Listed entries:
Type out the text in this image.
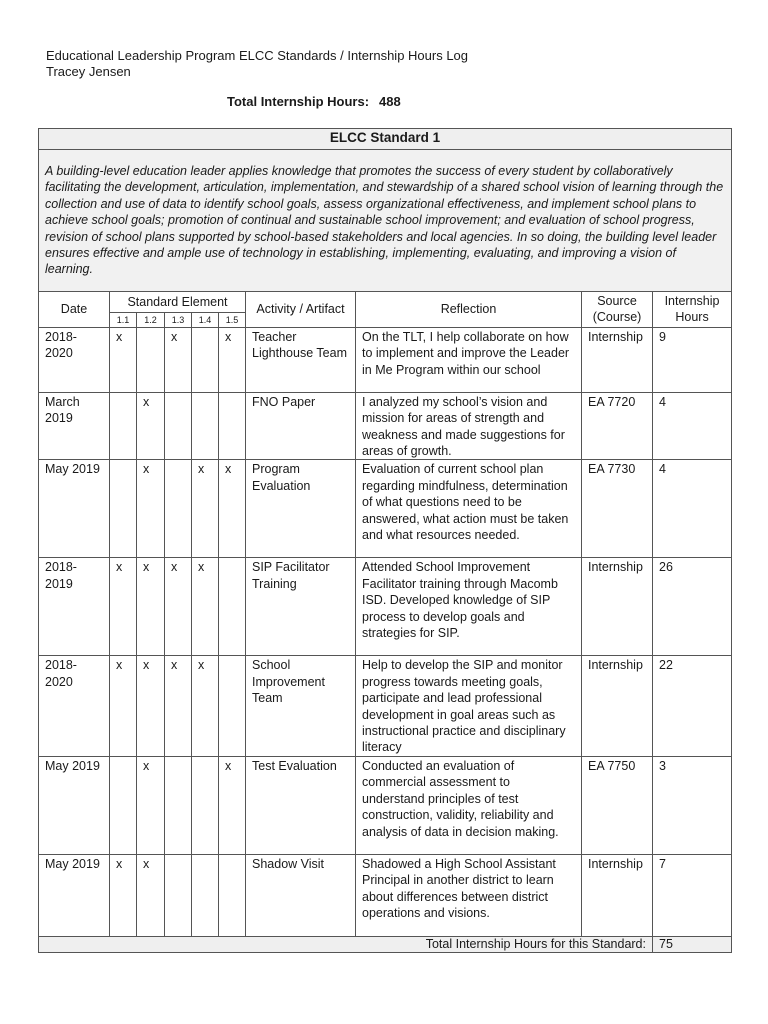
Educational Leadership Program ELCC Standards / Internship Hours Log
Tracey Jensen
Total Internship Hours: 488
ELCC Standard 1									
A building-level education leader applies knowledge that promotes the success of every student by collaboratively facilitating the development, articulation, implementation, and stewardship of a shared school vision of learning through the collection and use of data to identify school goals, assess organizational effectiveness, and implement school plans to achieve school goals; promotion of continual and sustainable school improvement; and evaluation of school progress, revision of school plans supported by school-based stakeholders and local agencies. In so doing, the building level leader ensures effective and ample use of technology in establishing, implementing, evaluating, and improving a vision of learning.									
Date	Standard Element					Activity / Artifact	Reflection	Source (Course)	Internship Hours
	1.1	1.2	1.3	1.4	1.5				
2018-2020	x		x		x	Teacher Lighthouse Team	On the TLT, I help collaborate on how to implement and improve the Leader in Me Program within our school	Internship	9
March 2019		x				FNO Paper	I analyzed my school’s vision and mission for areas of strength and weakness and made suggestions for areas of growth.	EA 7720	4
May 2019		x		x	x	Program Evaluation	Evaluation of current school plan regarding mindfulness, determination of what questions need to be answered, what action must be taken and what resources needed.	EA 7730	4
2018-2019	x	x	x	x		SIP Facilitator Training	Attended School Improvement Facilitator training through Macomb ISD. Developed knowledge of SIP process to develop goals and strategies for SIP.	Internship	26
2018-2020	x	x	x	x		School Improvement Team	Help to develop the SIP and monitor progress towards meeting goals, participate and lead professional development in goal areas such as instructional practice and disciplinary literacy	Internship	22
May 2019		x			x	Test Evaluation	Conducted an evaluation of commercial assessment to understand principles of test construction, validity, reliability and analysis of data in decision making.	EA 7750	3
May 2019	x	x				Shadow Visit	Shadowed a High School Assistant Principal in another district to learn about differences between district operations and visions.	Internship	7
Total Internship Hours for this Standard:									75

Do this: From the material above, gather all lines that include the string "implement" and copy them.

Exercise answer:
A building-level education leader applies knowledge that promotes the success of every student by collaboratively facilitating the development, articulation, implementation, and stewardship of a shared school vision of learning through the collection and use of data to identify school goals, assess organizational effectiveness, and implement school plans to achieve school goals; promotion of continual and sustainable school improvement; and evaluation of school progress, revision of school plans supported by school-based stakeholders and local agencies. In so doing, the building level leader ensures effective and ample use of technology in establishing, implementing, evaluating, and improving a vision of learning.									
2018-2020	x		x		x	Teacher Lighthouse Team	On the TLT, I help collaborate on how to implement and improve the Leader in Me Program within our school	Internship	9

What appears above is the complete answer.